=== Begin Enclosure ===

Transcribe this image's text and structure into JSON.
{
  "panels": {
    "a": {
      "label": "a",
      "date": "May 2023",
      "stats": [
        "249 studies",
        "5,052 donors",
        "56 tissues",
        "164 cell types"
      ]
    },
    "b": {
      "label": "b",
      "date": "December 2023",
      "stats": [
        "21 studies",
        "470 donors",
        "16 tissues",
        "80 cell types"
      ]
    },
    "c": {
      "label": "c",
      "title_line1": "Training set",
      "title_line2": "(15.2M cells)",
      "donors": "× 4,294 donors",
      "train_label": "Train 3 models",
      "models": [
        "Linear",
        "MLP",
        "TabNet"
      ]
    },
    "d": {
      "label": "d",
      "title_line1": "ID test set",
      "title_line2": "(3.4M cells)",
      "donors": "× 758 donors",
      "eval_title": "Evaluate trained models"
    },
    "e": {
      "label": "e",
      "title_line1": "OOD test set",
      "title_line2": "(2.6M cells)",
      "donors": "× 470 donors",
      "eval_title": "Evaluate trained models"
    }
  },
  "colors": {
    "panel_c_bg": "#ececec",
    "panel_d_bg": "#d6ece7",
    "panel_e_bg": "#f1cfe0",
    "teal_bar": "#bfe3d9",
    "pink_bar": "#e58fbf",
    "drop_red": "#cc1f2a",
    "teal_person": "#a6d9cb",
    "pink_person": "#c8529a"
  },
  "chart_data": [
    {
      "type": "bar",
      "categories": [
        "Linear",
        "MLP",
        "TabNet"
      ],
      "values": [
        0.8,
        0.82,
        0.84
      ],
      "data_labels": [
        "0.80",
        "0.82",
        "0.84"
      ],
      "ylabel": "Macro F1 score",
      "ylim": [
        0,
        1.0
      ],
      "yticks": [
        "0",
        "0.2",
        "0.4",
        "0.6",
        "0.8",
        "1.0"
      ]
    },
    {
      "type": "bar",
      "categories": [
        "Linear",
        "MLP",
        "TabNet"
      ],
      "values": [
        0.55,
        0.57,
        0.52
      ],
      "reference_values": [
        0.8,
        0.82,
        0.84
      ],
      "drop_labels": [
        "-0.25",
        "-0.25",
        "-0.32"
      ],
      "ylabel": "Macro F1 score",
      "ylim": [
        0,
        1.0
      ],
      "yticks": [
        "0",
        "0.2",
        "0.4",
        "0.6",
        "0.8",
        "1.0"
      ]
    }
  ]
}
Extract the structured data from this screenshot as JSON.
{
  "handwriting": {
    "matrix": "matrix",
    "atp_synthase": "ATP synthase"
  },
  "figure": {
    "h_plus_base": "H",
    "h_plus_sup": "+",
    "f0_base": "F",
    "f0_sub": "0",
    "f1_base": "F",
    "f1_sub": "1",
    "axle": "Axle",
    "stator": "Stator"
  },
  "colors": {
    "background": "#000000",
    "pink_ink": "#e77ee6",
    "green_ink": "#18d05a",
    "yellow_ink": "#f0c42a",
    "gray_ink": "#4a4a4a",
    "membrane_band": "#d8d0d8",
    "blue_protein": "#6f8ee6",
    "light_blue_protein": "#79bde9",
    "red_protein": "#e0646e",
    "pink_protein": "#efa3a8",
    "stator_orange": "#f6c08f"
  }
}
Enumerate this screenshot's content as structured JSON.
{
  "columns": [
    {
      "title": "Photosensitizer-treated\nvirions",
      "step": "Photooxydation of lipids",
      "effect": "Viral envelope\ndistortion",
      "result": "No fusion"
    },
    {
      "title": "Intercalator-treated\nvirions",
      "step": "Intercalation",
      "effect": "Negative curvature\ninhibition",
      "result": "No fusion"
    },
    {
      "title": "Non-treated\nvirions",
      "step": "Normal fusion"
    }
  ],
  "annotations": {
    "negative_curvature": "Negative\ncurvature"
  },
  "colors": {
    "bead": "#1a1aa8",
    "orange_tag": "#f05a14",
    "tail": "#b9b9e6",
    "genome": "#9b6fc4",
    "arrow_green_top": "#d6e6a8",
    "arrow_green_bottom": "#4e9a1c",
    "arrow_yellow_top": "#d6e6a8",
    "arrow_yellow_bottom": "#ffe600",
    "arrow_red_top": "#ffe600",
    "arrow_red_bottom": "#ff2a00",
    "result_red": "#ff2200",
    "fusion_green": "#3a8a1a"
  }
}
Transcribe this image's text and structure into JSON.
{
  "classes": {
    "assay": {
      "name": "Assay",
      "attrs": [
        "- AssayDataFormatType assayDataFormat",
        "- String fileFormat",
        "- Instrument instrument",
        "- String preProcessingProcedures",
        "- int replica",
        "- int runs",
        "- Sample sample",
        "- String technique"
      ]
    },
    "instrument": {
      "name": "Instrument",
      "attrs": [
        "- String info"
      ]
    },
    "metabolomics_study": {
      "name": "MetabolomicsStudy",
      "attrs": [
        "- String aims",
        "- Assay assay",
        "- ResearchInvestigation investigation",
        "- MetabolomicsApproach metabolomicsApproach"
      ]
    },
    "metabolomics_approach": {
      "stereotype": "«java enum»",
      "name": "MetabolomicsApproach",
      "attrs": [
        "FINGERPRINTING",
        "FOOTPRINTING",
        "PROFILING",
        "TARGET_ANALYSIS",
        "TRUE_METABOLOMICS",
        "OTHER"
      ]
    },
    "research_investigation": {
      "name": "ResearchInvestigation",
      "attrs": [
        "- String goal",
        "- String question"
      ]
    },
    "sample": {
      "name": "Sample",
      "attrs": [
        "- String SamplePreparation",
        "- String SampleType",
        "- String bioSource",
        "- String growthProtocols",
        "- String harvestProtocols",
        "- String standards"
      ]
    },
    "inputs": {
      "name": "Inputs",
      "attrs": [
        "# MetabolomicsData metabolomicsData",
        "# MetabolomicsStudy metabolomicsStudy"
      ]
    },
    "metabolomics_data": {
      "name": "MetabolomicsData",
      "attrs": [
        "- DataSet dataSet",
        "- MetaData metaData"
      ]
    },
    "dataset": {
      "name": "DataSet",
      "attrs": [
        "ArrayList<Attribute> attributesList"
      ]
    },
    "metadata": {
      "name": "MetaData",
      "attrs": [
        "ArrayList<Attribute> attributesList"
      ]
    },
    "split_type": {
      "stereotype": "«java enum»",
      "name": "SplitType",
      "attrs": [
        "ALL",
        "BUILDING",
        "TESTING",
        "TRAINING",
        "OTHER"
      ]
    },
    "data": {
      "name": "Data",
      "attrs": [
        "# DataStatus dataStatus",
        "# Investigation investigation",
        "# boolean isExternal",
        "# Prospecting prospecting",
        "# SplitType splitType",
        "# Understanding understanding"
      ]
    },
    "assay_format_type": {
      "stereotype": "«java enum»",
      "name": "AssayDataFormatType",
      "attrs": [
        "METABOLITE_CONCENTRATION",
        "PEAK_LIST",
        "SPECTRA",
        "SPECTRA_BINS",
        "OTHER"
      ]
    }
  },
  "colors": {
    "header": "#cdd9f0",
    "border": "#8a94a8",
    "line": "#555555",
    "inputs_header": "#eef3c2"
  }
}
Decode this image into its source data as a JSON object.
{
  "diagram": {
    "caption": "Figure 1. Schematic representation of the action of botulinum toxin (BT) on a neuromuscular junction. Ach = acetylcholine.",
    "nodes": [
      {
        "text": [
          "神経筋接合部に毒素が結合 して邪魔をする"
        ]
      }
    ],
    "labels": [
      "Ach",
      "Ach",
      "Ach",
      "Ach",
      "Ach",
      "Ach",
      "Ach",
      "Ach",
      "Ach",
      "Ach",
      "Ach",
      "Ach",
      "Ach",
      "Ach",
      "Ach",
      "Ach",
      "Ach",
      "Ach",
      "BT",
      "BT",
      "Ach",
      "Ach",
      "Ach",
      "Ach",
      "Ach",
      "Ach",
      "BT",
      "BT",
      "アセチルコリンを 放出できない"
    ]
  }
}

=== End Enclosure ===

What must be returned is a bare number, the count of lines in the entries holding the string "ResearchInvestigation".

Worked solution
2